━━ Trecho

O Marco Civil põe um ponto
final nisso. O art. 9 determina que “O responsável pela transmissão,
comutação ou roteamento tem o dever de tratar de forma isonômica quaisquer
pacotes de dados, sem distinção por conteúdo, origem e destino, serviço,
terminal ou aplicativo, sendo vedada qualquer discriminação ou degradação do
tráfego que não decorra de requisitos técnicos necessários à prestação adequada
dos serviços, conforme regulamentação”. Com a afirmação do princípio da
neutralidade os provedores ficam impedidos de discriminar certos serviços em
detrimento de outros e protege os usuários de ter sua velocidade de conexão
diminuída baseada em interesses econômicos.

━━━━
━━ Dados coletados

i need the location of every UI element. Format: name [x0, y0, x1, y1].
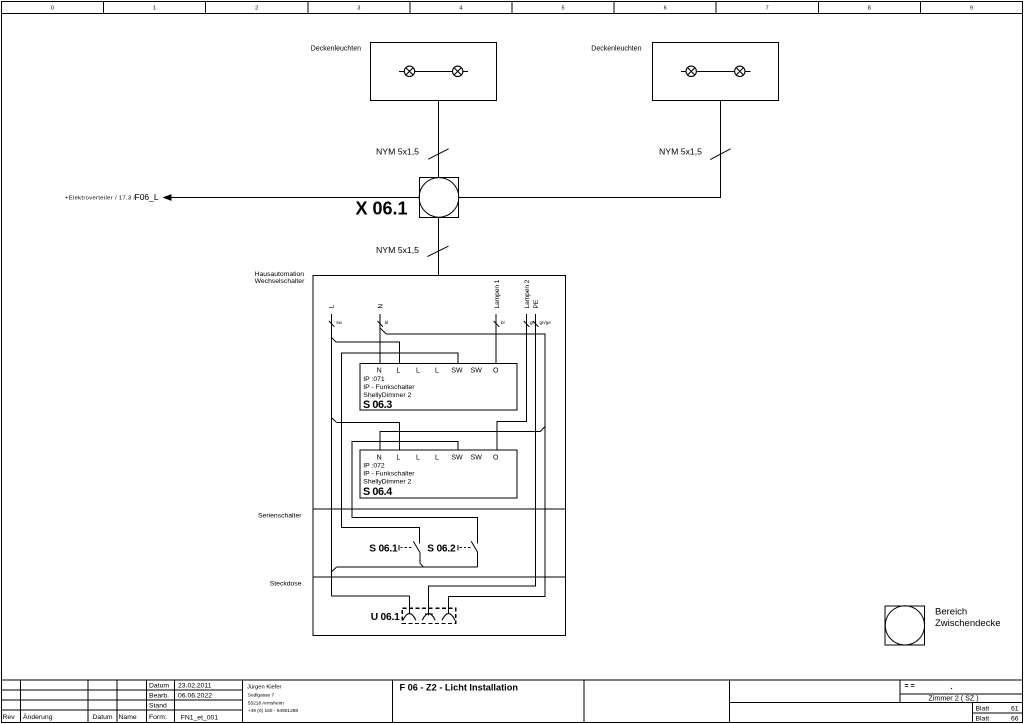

━━━━

# Trabalho solicitado
a) Responda com base no trecho sobre o Marco Civil:
(i) Qual artigo do Marco Civil o trecho cita?
(ii) Segundo esse artigo, quem tem o dever de tratar de forma isonômica os pacotes de dados?
(iii) Em que tipo de interesses não pode se basear a diminuição da velocidade de conexão dos usuários?
b) Reproduza palavra por palavra a parte do trecho sobre o Marco Civil que se inicia nas palavras que contêm “O Marco Civil” e se encerra em “em interesses econômicos.”.
c) Diga se cada afirmação concorda com o trecho sobre o Marco Civil. Responda sim ou não e cite as palavras do trecho que decidem a questão.
(i) O art. 9 admite a degradação do tráfego quando ela decorre de requisitos técnicos necessários à prestação adequada dos serviços.
(ii) O art. 9 permite distinguir pacotes de dados conforme a origem.
(iii) Com o princípio da neutralidade, os provedores podem discriminar certos serviços em detrimento de outros.
A listagem é um material à parte, sem relação com o trecho.

# Resultados
a)
(i) O art. 9.
(ii) O responsável pela transmissão, comutação ou roteamento.
(iii) Em interesses econômicos.

b)
O Marco Civil põe um ponto
final nisso. O art. 9 determina que “O responsável pela transmissão,
comutação ou roteamento tem o dever de tratar de forma isonômica quaisquer
pacotes de dados, sem distinção por conteúdo, origem e destino, serviço,
terminal ou aplicativo, sendo vedada qualquer discriminação ou degradação do
tráfego que não decorra de requisitos técnicos necessários à prestação adequada
dos serviços, conforme regulamentação”. Com a afirmação do princípio da
neutralidade os provedores ficam impedidos de discriminar certos serviços em
detrimento de outros e protege os usuários de ter sua velocidade de conexão
diminuída baseada em interesses econômicos.

c)
(i) Sim: “sendo vedada qualquer discriminação ou degradação do tráfego que não decorra de requisitos técnicos necessários à prestação adequada dos serviços”.
(ii) Não: “sem distinção por conteúdo, origem e destino”.
(iii) Não: “os provedores ficam impedidos de discriminar certos serviços em detrimento de outros”.